» WHAT THE EXERCISE ASKS
Identify every line in the records below that contains the word "text", and reproduce each one.

[Data entries]
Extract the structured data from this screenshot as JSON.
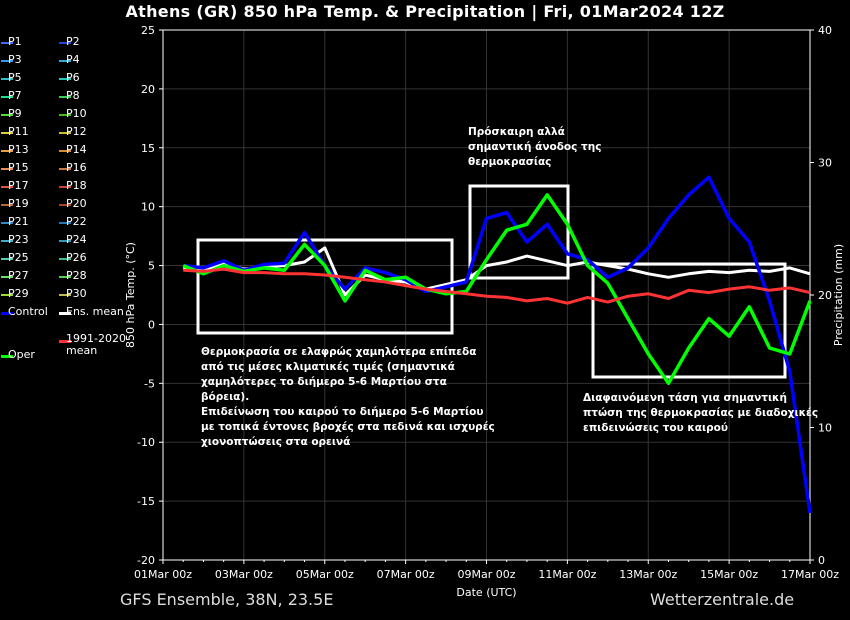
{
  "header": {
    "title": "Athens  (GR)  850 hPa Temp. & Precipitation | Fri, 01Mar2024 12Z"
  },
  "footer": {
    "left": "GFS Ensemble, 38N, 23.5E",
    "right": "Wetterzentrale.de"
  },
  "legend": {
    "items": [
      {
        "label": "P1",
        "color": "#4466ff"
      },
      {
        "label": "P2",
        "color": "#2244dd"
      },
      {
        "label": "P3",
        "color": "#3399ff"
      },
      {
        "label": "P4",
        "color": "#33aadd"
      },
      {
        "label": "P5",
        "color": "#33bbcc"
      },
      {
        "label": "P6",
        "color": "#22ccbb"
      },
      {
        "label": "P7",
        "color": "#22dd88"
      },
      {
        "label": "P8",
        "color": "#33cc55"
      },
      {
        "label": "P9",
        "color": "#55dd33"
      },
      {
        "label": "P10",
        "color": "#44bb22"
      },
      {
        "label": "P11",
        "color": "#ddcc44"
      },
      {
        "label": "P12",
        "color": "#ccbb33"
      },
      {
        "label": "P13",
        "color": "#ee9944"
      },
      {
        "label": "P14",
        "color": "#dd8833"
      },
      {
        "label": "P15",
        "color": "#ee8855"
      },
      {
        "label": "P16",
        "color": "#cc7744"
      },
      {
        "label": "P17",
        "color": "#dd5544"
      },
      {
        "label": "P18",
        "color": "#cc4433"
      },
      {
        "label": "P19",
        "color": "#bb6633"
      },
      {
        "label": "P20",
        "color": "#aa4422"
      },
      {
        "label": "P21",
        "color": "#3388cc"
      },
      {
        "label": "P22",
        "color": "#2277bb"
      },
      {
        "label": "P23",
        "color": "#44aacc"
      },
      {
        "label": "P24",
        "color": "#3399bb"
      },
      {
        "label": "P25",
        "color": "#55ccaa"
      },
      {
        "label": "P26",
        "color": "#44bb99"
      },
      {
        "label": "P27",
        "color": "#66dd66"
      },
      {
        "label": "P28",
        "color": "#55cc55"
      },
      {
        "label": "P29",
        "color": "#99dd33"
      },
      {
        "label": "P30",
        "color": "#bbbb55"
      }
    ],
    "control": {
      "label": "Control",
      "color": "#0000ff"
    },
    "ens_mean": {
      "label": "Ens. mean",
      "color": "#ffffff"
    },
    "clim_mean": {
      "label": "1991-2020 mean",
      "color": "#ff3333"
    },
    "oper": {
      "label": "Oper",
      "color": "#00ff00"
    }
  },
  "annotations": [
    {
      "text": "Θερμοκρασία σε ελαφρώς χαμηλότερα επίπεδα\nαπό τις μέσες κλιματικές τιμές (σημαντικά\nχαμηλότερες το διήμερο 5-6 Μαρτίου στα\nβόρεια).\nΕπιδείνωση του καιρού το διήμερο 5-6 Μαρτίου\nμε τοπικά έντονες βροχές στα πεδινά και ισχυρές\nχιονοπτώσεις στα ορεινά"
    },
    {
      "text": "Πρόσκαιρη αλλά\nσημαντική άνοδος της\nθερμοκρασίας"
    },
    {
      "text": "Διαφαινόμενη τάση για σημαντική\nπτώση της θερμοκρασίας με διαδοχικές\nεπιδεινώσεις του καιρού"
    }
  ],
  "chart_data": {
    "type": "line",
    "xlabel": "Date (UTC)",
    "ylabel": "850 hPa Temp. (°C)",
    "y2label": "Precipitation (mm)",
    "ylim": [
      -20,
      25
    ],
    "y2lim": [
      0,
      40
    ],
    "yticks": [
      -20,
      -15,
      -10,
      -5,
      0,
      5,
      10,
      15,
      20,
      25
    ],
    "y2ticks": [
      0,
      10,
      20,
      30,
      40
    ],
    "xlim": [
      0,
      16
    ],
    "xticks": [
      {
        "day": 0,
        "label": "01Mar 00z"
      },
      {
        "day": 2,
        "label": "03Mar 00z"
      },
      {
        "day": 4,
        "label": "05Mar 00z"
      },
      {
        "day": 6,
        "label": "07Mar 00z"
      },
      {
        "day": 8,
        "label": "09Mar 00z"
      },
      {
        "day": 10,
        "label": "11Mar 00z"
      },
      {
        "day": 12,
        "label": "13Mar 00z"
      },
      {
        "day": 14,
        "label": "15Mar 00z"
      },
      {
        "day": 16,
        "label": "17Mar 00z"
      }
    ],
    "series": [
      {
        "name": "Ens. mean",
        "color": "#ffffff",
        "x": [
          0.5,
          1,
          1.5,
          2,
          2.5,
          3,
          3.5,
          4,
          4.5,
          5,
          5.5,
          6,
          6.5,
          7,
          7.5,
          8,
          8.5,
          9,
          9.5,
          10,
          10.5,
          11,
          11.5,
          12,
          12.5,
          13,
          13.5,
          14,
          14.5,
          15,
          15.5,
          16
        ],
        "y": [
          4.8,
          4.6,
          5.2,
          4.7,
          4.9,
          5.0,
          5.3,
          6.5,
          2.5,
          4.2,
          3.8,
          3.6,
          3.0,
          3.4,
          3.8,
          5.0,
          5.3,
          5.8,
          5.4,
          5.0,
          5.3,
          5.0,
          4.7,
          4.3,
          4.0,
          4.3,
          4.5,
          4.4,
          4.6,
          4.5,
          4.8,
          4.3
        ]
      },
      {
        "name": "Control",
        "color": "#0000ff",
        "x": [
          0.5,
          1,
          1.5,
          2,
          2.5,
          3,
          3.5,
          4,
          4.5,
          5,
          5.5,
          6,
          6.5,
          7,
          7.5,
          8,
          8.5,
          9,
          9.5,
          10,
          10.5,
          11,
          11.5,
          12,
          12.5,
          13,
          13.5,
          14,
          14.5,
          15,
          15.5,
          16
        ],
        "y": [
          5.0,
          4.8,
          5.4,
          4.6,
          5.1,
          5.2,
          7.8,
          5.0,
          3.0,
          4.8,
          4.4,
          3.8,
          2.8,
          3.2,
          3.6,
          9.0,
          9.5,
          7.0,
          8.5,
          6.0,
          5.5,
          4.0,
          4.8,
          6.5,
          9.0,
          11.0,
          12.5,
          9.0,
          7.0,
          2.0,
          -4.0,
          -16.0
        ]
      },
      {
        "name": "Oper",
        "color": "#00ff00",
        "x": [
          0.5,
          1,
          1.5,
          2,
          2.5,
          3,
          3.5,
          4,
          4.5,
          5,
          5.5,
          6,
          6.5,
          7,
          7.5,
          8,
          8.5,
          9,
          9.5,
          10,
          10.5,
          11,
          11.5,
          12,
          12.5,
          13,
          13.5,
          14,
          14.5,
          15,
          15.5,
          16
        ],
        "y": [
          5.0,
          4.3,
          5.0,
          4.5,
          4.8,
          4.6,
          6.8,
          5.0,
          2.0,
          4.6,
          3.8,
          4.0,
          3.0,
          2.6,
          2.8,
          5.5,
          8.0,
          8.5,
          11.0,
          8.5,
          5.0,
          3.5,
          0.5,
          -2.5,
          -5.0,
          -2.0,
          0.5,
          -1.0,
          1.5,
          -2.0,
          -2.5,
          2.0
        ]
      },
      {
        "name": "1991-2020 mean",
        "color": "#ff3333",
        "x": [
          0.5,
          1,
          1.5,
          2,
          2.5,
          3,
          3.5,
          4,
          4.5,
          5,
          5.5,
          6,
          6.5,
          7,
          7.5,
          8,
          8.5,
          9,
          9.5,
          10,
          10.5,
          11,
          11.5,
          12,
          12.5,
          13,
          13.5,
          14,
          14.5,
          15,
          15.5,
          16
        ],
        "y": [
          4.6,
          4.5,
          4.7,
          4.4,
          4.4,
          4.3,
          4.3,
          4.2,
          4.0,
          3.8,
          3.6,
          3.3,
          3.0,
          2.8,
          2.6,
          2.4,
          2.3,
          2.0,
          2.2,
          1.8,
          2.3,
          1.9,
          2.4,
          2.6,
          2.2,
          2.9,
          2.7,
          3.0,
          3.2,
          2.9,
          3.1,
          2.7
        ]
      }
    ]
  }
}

» WRITTEN REPLY
      "text": "Θερμοκρασία σε ελαφρώς χαμηλότερα επίπεδα\nαπό τις μέσες κλιματικές τιμές (σημαντικά\nχαμηλότερες το διήμερο 5-6 Μαρτίου στα\nβόρεια).\nΕπιδείνωση του καιρού το διήμερο 5-6 Μαρτίου\nμε τοπικά έντονες βροχές στα πεδινά και ισχυρές\nχιονοπτώσεις στα ορεινά"
      "text": "Πρόσκαιρη αλλά\nσημαντική άνοδος της\nθερμοκρασίας"
      "text": "Διαφαινόμενη τάση για σημαντική\nπτώση της θερμοκρασίας με διαδοχικές\nεπιδεινώσεις του καιρού"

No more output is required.